Set exercise: Identify each line below that contains the word "Auguste", and copy it out.

Stored entries:
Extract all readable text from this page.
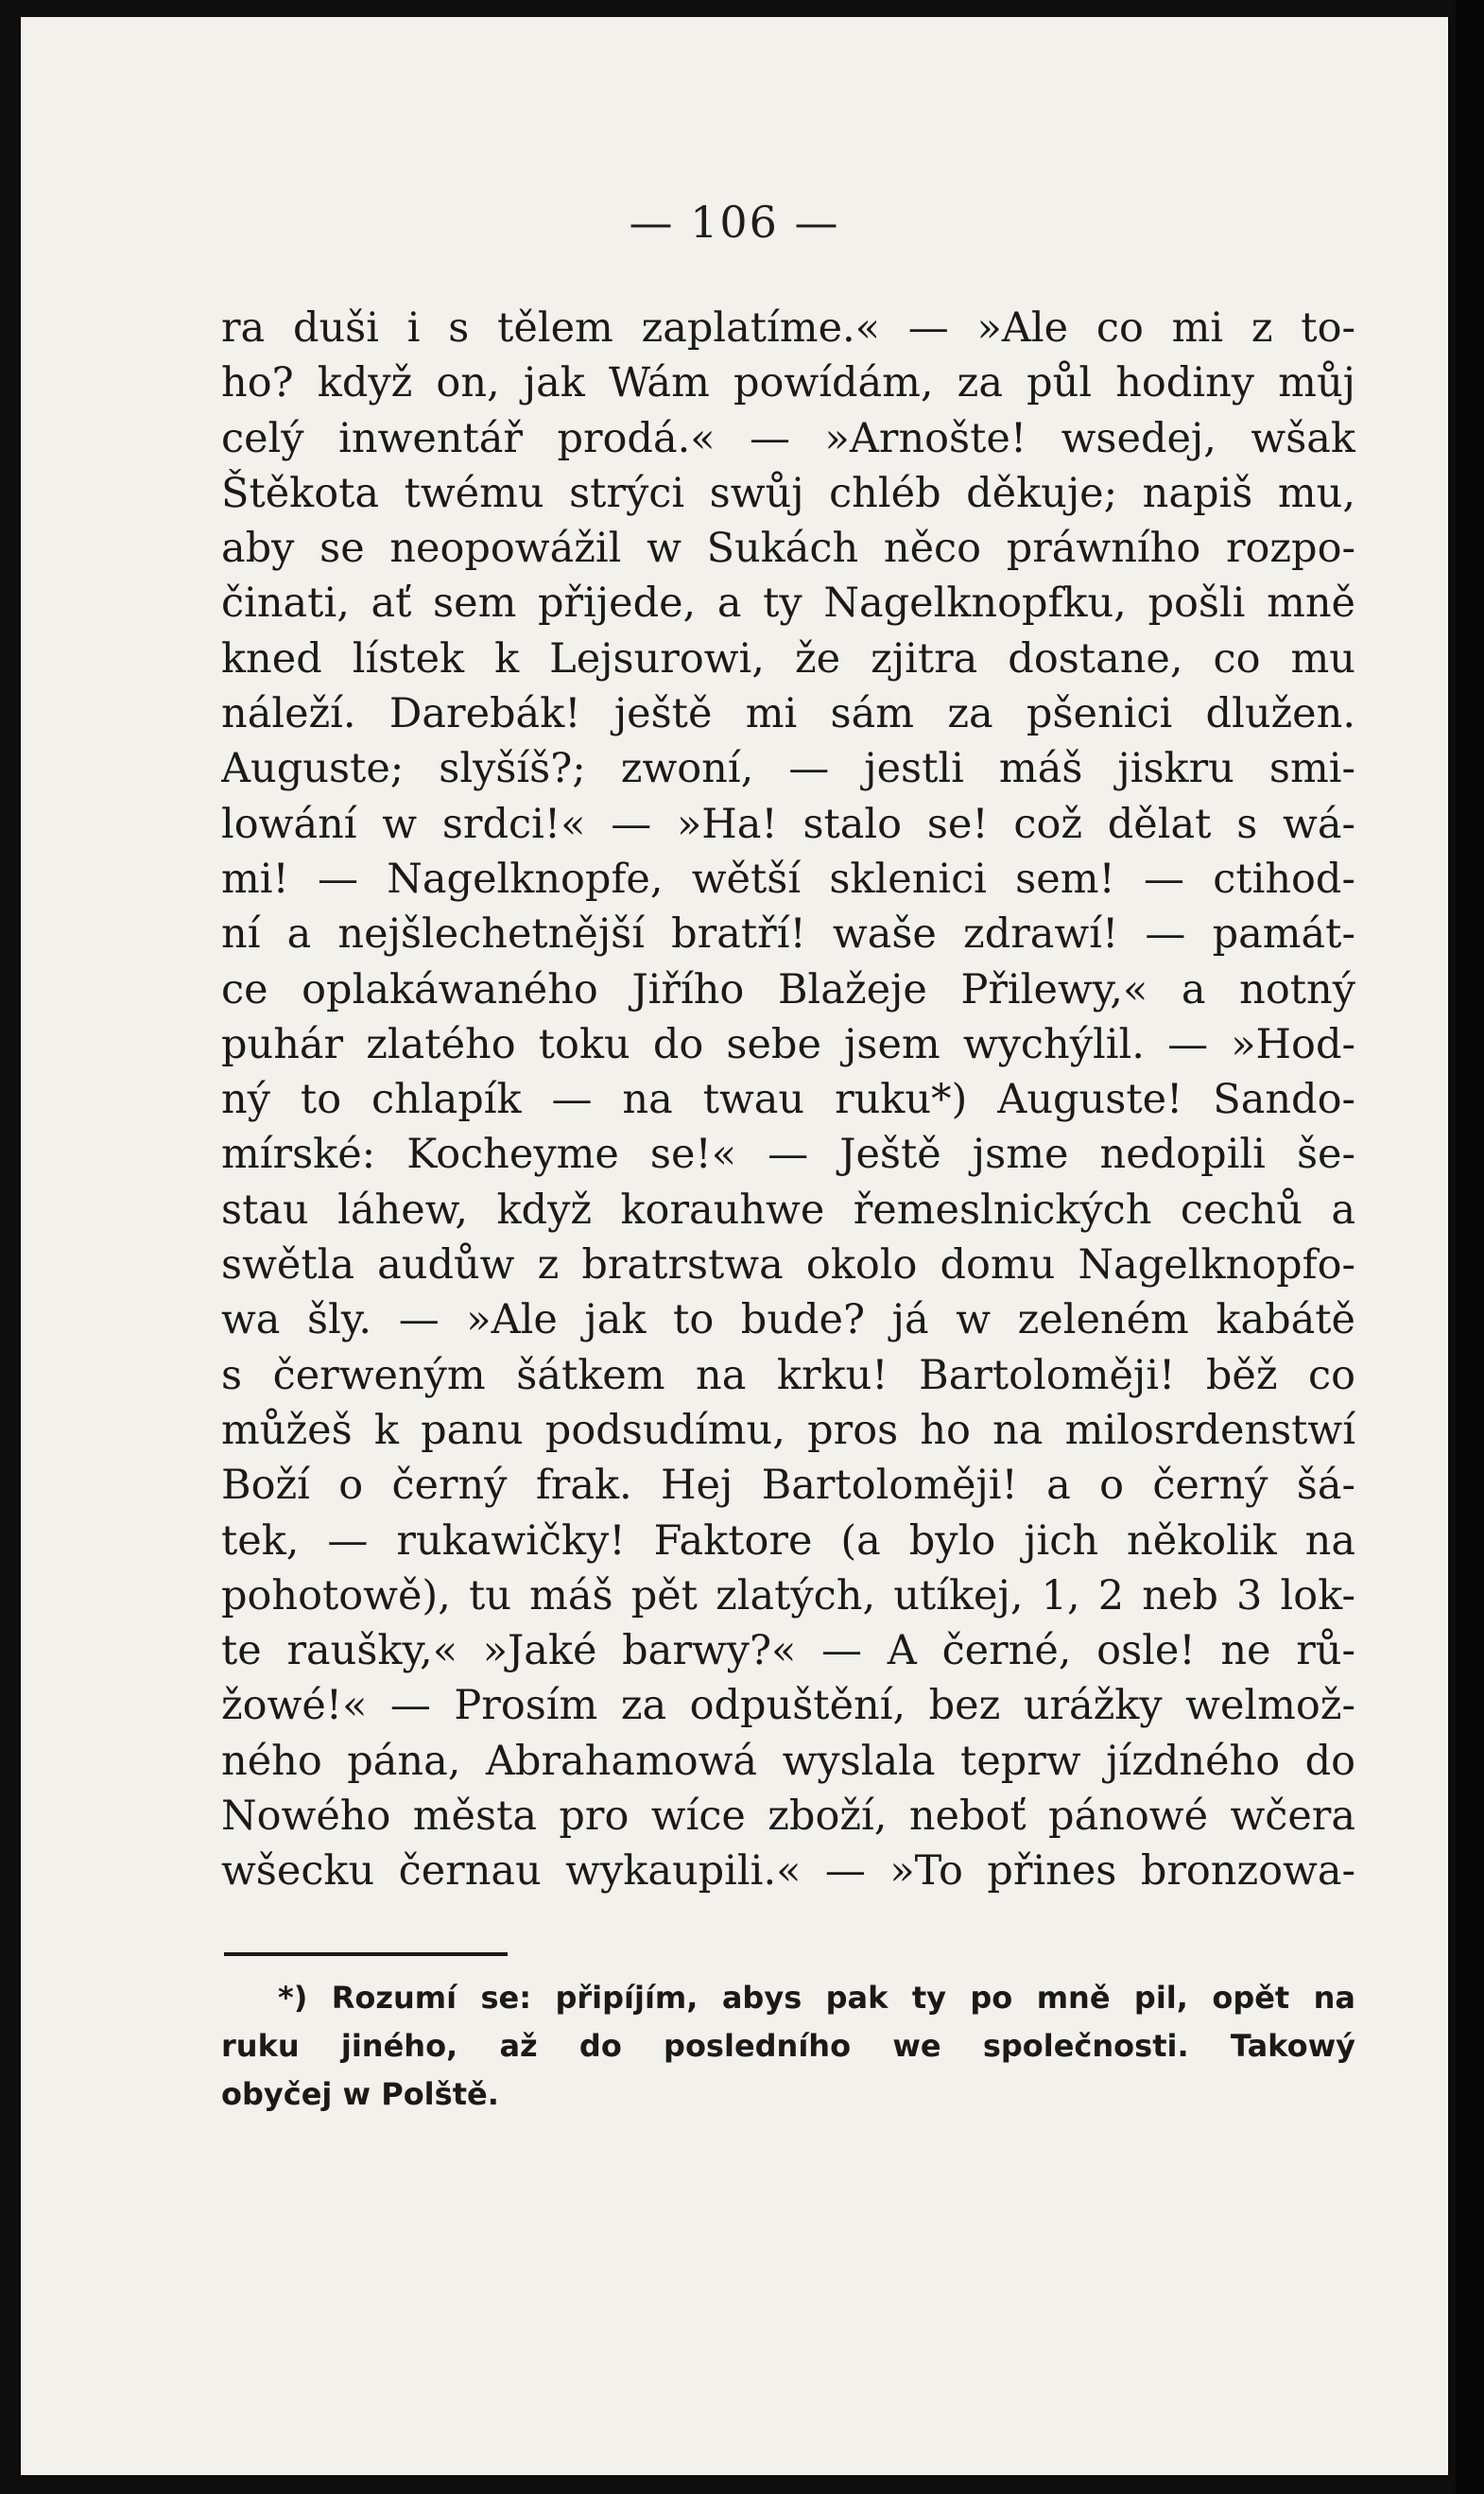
— 106 —
ra duši i s tělem zaplatíme.« — »Ale co mi z to-
ho? když on, jak Wám powídám, za půl hodiny můj
celý inwentář prodá.« — »Arnošte! wsedej, wšak
Štěkota twému strýci swůj chléb děkuje; napiš mu,
aby se neopowážil w Sukách něco práwního rozpo-
činati, ať sem přijede, a ty Nagelknopfku, pošli mně
kned lístek k Lejsurowi, že zjitra dostane, co mu
náleží. Darebák! ještě mi sám za pšenici dlužen.
Auguste; slyšíš?; zwoní, — jestli máš jiskru smi-
lowání w srdci!« — »Ha! stalo se! což dělat s wá-
mi! — Nagelknopfe, wětší sklenici sem! — ctihod-
ní a nejšlechetnější bratří! waše zdrawí! — památ-
ce oplakáwaného Jiřího Blažeje Přilewy,« a notný
puhár zlatého toku do sebe jsem wychýlil. — »Hod-
ný to chlapík — na twau ruku*) Auguste! Sando-
mírské: Kocheyme se!« — Ještě jsme nedopili še-
stau láhew, když korauhwe řemeslnických cechů a
swětla audůw z bratrstwa okolo domu Nagelknopfo-
wa šly. — »Ale jak to bude? já w zeleném kabátě
s čerweným šátkem na krku! Bartoloměji! běž co
můžeš k panu podsudímu, pros ho na milosrdenstwí
Boží o černý frak. Hej Bartoloměji! a o černý šá-
tek, — rukawičky! Faktore (a bylo jich několik na
pohotowě), tu máš pět zlatých, utíkej, 1, 2 neb 3 lok-
te raušky,« »Jaké barwy?« — A černé, osle! ne rů-
žowé!« — Prosím za odpuštění, bez urážky welmož-
ného pána, Abrahamowá wyslala teprw jízdného do
Nowého města pro wíce zboží, neboť pánowé wčera
wšecku černau wykaupili.« — »To přines bronzowa-
*) Rozumí se: připíjím, abys pak ty po mně pil, opět na
ruku jiného, až do posledního we společnosti. Takowý
obyčej w Polště.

Completed exercise:
Auguste; slyšíš?; zwoní, — jestli máš jiskru smi-
ný to chlapík — na twau ruku*) Auguste! Sando-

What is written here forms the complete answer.